-- Start MATERIAL SHOWN --

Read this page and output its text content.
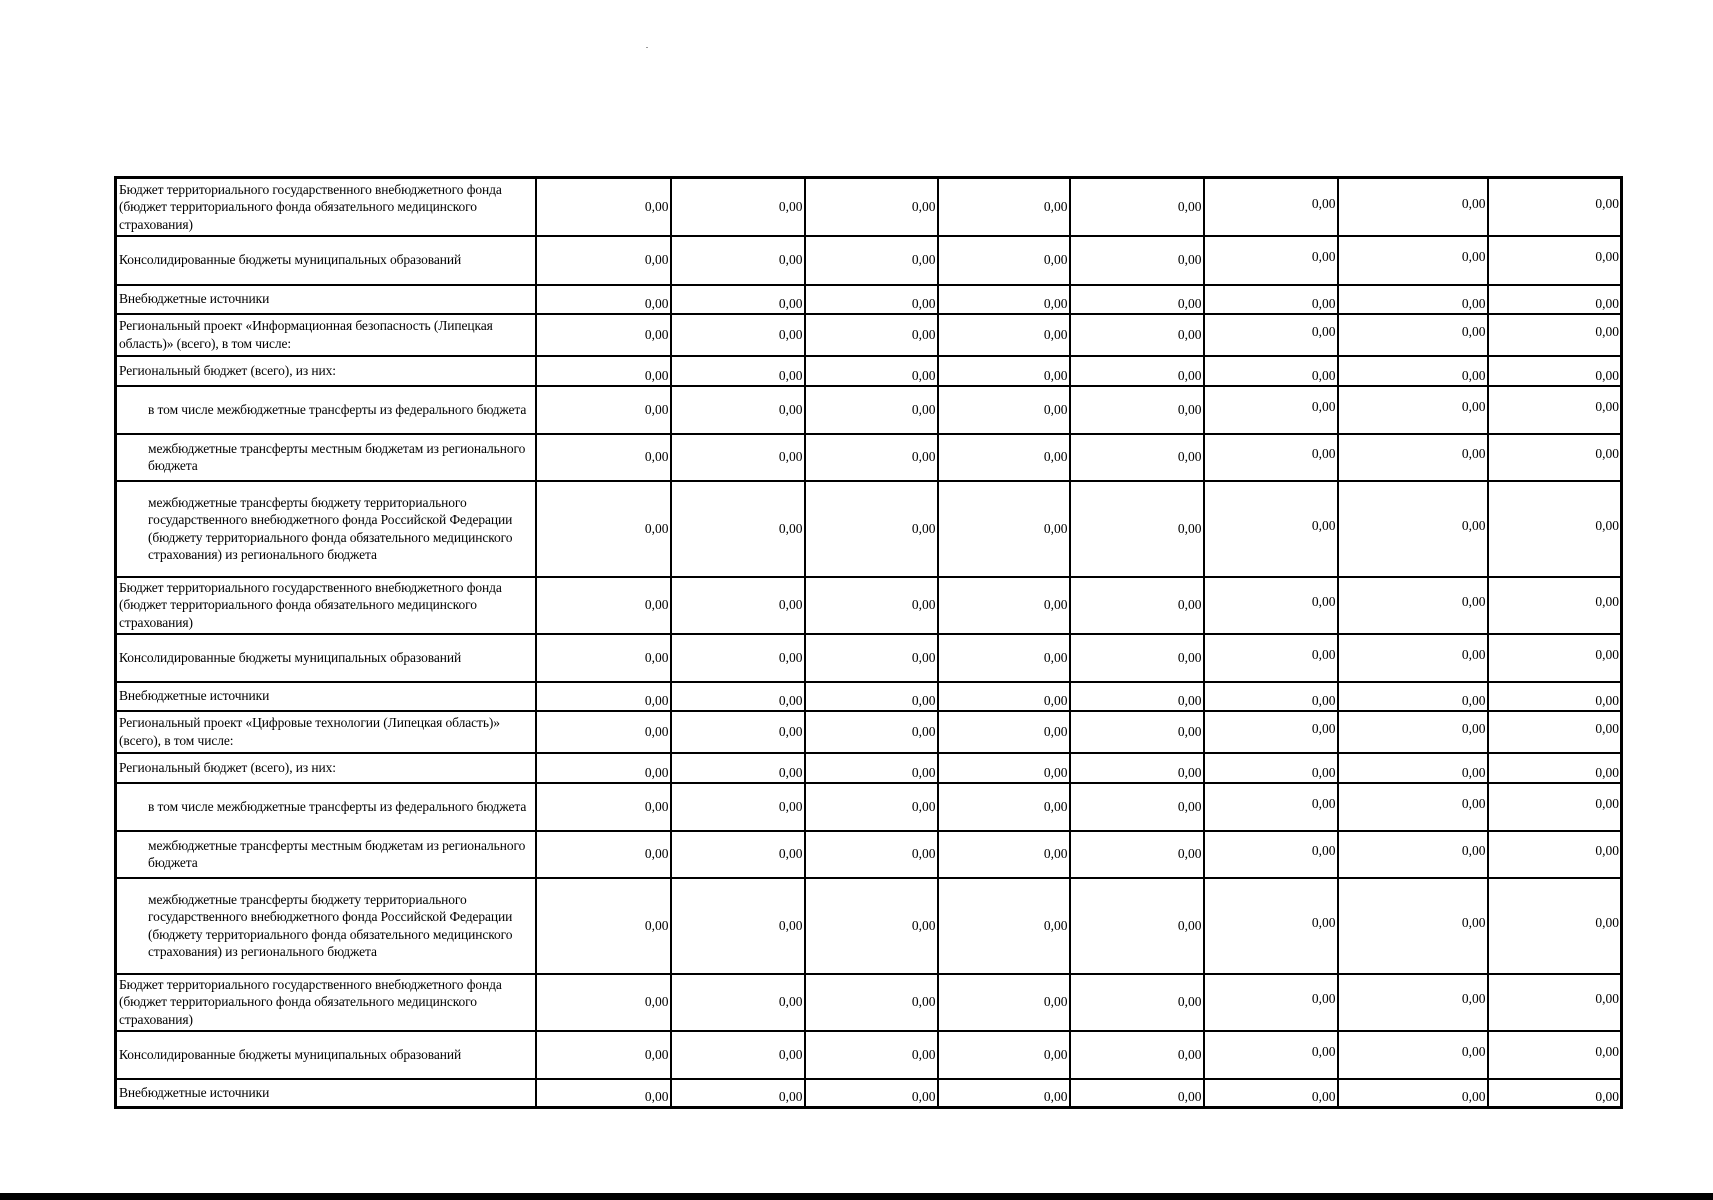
Бюджет территориального государственного внебюджетного фонда (бюджет территориального фонда обязательного медицинского страхования)	0,00	0,00	0,00	0,00	0,00	0,00	0,00	0,00
Консолидированные бюджеты муниципальных образований	0,00	0,00	0,00	0,00	0,00	0,00	0,00	0,00
Внебюджетные источники	0,00	0,00	0,00	0,00	0,00	0,00	0,00	0,00
Региональный проект «Информационная безопасность (Липецкая область)» (всего), в том числе:	0,00	0,00	0,00	0,00	0,00	0,00	0,00	0,00
Региональный бюджет (всего), из них:	0,00	0,00	0,00	0,00	0,00	0,00	0,00	0,00
в том числе межбюджетные трансферты из федерального бюджета	0,00	0,00	0,00	0,00	0,00	0,00	0,00	0,00
межбюджетные трансферты местным бюджетам из регионального бюджета	0,00	0,00	0,00	0,00	0,00	0,00	0,00	0,00
межбюджетные трансферты бюджету территориального государственного внебюджетного фонда Российской Федерации (бюджету территориального фонда обязательного медицинского страхования) из регионального бюджета	0,00	0,00	0,00	0,00	0,00	0,00	0,00	0,00
Бюджет территориального государственного внебюджетного фонда (бюджет территориального фонда обязательного медицинского страхования)	0,00	0,00	0,00	0,00	0,00	0,00	0,00	0,00
Консолидированные бюджеты муниципальных образований	0,00	0,00	0,00	0,00	0,00	0,00	0,00	0,00
Внебюджетные источники	0,00	0,00	0,00	0,00	0,00	0,00	0,00	0,00
Региональный проект «Цифровые технологии (Липецкая область)» (всего), в том числе:	0,00	0,00	0,00	0,00	0,00	0,00	0,00	0,00
Региональный бюджет (всего), из них:	0,00	0,00	0,00	0,00	0,00	0,00	0,00	0,00
в том числе межбюджетные трансферты из федерального бюджета	0,00	0,00	0,00	0,00	0,00	0,00	0,00	0,00
межбюджетные трансферты местным бюджетам из регионального бюджета	0,00	0,00	0,00	0,00	0,00	0,00	0,00	0,00
межбюджетные трансферты бюджету территориального государственного внебюджетного фонда Российской Федерации (бюджету территориального фонда обязательного медицинского страхования) из регионального бюджета	0,00	0,00	0,00	0,00	0,00	0,00	0,00	0,00
Бюджет территориального государственного внебюджетного фонда (бюджет территориального фонда обязательного медицинского страхования)	0,00	0,00	0,00	0,00	0,00	0,00	0,00	0,00
Консолидированные бюджеты муниципальных образований	0,00	0,00	0,00	0,00	0,00	0,00	0,00	0,00
Внебюджетные источники	0,00	0,00	0,00	0,00	0,00	0,00	0,00	0,00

-- End MATERIAL SHOWN --

STATED PROBLEM – Track down every line holding the string "проект" and copy it.

REPLY TO THE EXERCISE –
Региональный проект «Информационная безопасность (Липецкая область)» (всего), в том числе:	0,00	0,00	0,00	0,00	0,00	0,00	0,00	0,00
Региональный проект «Цифровые технологии (Липецкая область)» (всего), в том числе:	0,00	0,00	0,00	0,00	0,00	0,00	0,00	0,00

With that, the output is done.